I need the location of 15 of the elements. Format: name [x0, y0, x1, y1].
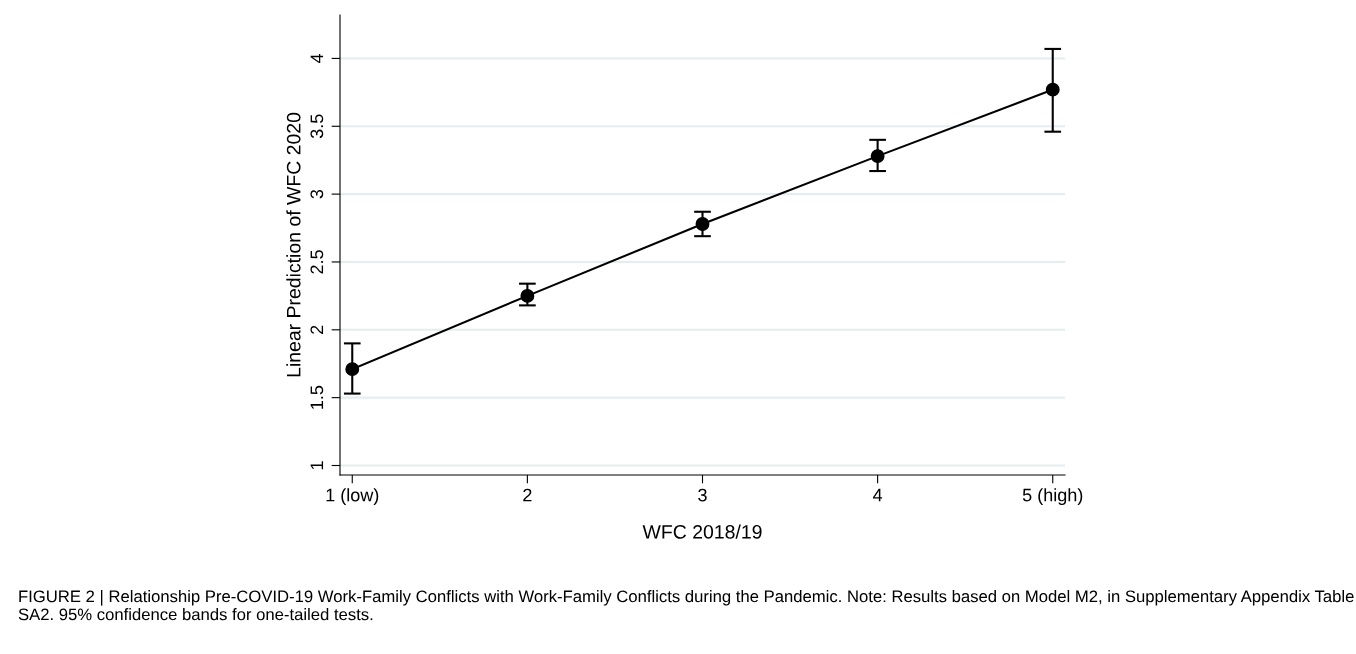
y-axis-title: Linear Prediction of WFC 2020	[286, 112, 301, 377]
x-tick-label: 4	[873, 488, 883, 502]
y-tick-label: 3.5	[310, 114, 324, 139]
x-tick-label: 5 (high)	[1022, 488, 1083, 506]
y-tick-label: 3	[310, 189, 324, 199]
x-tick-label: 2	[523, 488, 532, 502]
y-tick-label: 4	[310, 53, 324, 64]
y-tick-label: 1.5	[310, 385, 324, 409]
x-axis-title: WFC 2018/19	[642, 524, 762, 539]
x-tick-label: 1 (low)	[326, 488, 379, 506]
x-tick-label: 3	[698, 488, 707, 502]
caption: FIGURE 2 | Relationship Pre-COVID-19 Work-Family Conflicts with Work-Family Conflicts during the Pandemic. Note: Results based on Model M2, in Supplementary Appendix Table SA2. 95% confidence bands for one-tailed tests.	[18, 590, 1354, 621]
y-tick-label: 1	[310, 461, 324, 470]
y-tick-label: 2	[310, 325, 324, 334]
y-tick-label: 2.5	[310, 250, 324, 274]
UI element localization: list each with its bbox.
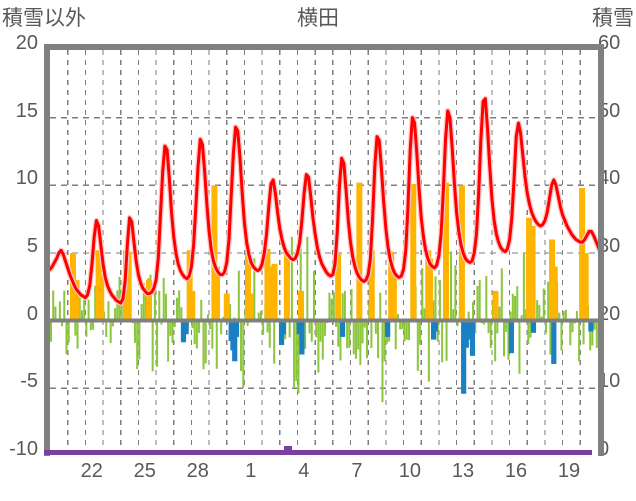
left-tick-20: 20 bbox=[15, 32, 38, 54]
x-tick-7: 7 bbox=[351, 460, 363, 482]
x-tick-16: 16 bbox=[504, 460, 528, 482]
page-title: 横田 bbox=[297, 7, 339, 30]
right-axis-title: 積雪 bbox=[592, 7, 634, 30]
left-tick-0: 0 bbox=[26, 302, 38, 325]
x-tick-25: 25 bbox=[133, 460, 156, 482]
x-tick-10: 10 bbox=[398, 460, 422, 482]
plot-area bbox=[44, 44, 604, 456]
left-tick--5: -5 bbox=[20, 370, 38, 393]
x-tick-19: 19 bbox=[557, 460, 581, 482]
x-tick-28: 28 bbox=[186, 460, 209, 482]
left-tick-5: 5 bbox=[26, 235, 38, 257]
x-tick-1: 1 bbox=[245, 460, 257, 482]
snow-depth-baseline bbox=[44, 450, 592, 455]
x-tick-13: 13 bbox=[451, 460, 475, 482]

EXERCISE OBJECTIVE: Return the entire listing above verbatim, leaving out the picture lines.

IN RESPONSE:
I need the location of 15 of the elements. Format: name [x0, y0, x1, y1].
y-axis-title: Linear Prediction of WFC 2020	[286, 112, 301, 377]
x-tick-label: 4	[873, 488, 883, 502]
y-tick-label: 3.5	[310, 114, 324, 139]
x-tick-label: 5 (high)	[1022, 488, 1083, 506]
y-tick-label: 3	[310, 189, 324, 199]
x-tick-label: 2	[523, 488, 532, 502]
y-tick-label: 4	[310, 53, 324, 64]
y-tick-label: 1.5	[310, 385, 324, 409]
x-axis-title: WFC 2018/19	[642, 524, 762, 539]
x-tick-label: 1 (low)	[326, 488, 379, 506]
x-tick-label: 3	[698, 488, 707, 502]
caption: FIGURE 2 | Relationship Pre-COVID-19 Work-Family Conflicts with Work-Family Conflicts during the Pandemic. Note: Results based on Model M2, in Supplementary Appendix Table SA2. 95% confidence bands for one-tailed tests.	[18, 590, 1354, 621]
y-tick-label: 1	[310, 461, 324, 470]
y-tick-label: 2	[310, 325, 324, 334]
y-tick-label: 2.5	[310, 250, 324, 274]
UI element localization: list each with its bbox.
left-tick-20: 20 bbox=[15, 32, 38, 54]
x-tick-7: 7 bbox=[351, 460, 363, 482]
x-tick-16: 16 bbox=[504, 460, 528, 482]
page-title: 横田 bbox=[297, 7, 339, 30]
right-axis-title: 積雪 bbox=[592, 7, 634, 30]
left-tick-0: 0 bbox=[26, 302, 38, 325]
x-tick-25: 25 bbox=[133, 460, 156, 482]
x-tick-10: 10 bbox=[398, 460, 422, 482]
plot-area bbox=[44, 44, 604, 456]
left-tick--5: -5 bbox=[20, 370, 38, 393]
x-tick-19: 19 bbox=[557, 460, 581, 482]
x-tick-28: 28 bbox=[186, 460, 209, 482]
left-tick-5: 5 bbox=[26, 235, 38, 257]
x-tick-1: 1 bbox=[245, 460, 257, 482]
snow-depth-baseline bbox=[44, 450, 592, 455]
x-tick-13: 13 bbox=[451, 460, 475, 482]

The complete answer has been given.